-- start of MATERIAL TO PROCESS --
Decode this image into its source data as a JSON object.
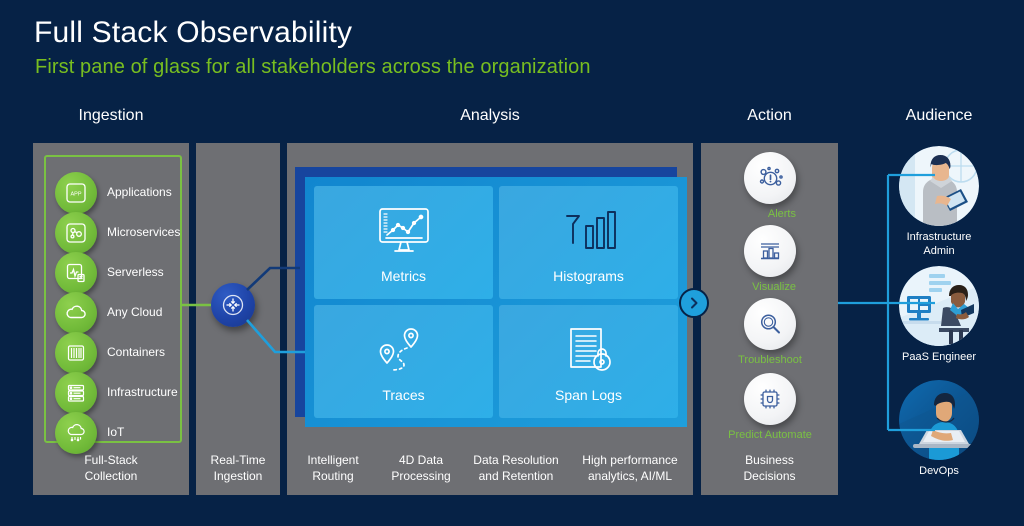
{
  "header": {
    "title": "Full Stack Observability",
    "subtitle": "First pane of glass for all stakeholders across the organization"
  },
  "colors": {
    "background": "#062246",
    "panel": "#6e6f73",
    "green": "#78be20",
    "green_accent": "#7ac143",
    "blue_card": "#1f9fdc",
    "blue_card_back": "#17459e",
    "node_blue": "#1f44a8",
    "link_blue": "#1f9fdc",
    "white": "#ffffff"
  },
  "columns": [
    {
      "id": "ingestion",
      "heading": "Ingestion"
    },
    {
      "id": "analysis",
      "heading": "Analysis"
    },
    {
      "id": "action",
      "heading": "Action"
    },
    {
      "id": "audience",
      "heading": "Audience"
    }
  ],
  "ingestion": {
    "heading": "Ingestion",
    "caption": "Full-Stack\nCollection",
    "caption_line1": "Full-Stack",
    "caption_line2": "Collection",
    "items": [
      {
        "label": "Applications",
        "icon": "application-window-icon"
      },
      {
        "label": "Microservices",
        "icon": "microservices-icon"
      },
      {
        "label": "Serverless",
        "icon": "serverless-function-icon"
      },
      {
        "label": "Any Cloud",
        "icon": "cloud-icon"
      },
      {
        "label": "Containers",
        "icon": "containers-icon"
      },
      {
        "label": "Infrastructure",
        "icon": "server-rack-icon"
      },
      {
        "label": "IoT",
        "icon": "iot-cloud-icon"
      }
    ]
  },
  "realtime": {
    "caption_line1": "Real-Time",
    "caption_line2": "Ingestion",
    "node_icon": "converge-arrows-icon"
  },
  "analysis": {
    "heading": "Analysis",
    "tiles": [
      {
        "label": "Metrics",
        "icon": "monitor-line-chart-icon"
      },
      {
        "label": "Histograms",
        "icon": "histogram-bars-icon"
      },
      {
        "label": "Traces",
        "icon": "trace-pins-path-icon"
      },
      {
        "label": "Span Logs",
        "icon": "document-lock-icon"
      }
    ],
    "captions": [
      {
        "line1": "Intelligent",
        "line2": "Routing"
      },
      {
        "line1": "4D Data",
        "line2": "Processing"
      },
      {
        "line1": "Data Resolution",
        "line2": "and Retention"
      },
      {
        "line1": "High performance",
        "line2": "analytics, AI/ML"
      }
    ],
    "chevron_icon": "chevron-right-icon"
  },
  "action": {
    "heading": "Action",
    "items": [
      {
        "label": "Alerts",
        "icon": "alert-bubble-icon"
      },
      {
        "label": "Visualize",
        "icon": "bar-chart-dashboard-icon"
      },
      {
        "label": "Troubleshoot",
        "icon": "magnifier-icon"
      },
      {
        "label": "Predict Automate",
        "icon": "chip-ai-icon"
      }
    ],
    "caption_line1": "Business",
    "caption_line2": "Decisions"
  },
  "audience": {
    "heading": "Audience",
    "items": [
      {
        "label_line1": "Infrastructure",
        "label_line2": "Admin",
        "icon": "person-tablet-avatar-icon"
      },
      {
        "label_line1": "PaaS Engineer",
        "label_line2": "",
        "icon": "person-desk-avatar-icon"
      },
      {
        "label_line1": "DevOps",
        "label_line2": "",
        "icon": "person-laptop-avatar-icon"
      }
    ]
  }
}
-- end of MATERIAL TO PROCESS --
- [WORK REQUIRED]:
Look through the entries above for the word "heading". Copy every line where it shows up.

- [RESPONSE TO THE TASK]:
      "heading": "Ingestion"
      "heading": "Analysis"
      "heading": "Action"
      "heading": "Audience"
    "heading": "Ingestion",
    "heading": "Analysis",
    "heading": "Action",
    "heading": "Audience",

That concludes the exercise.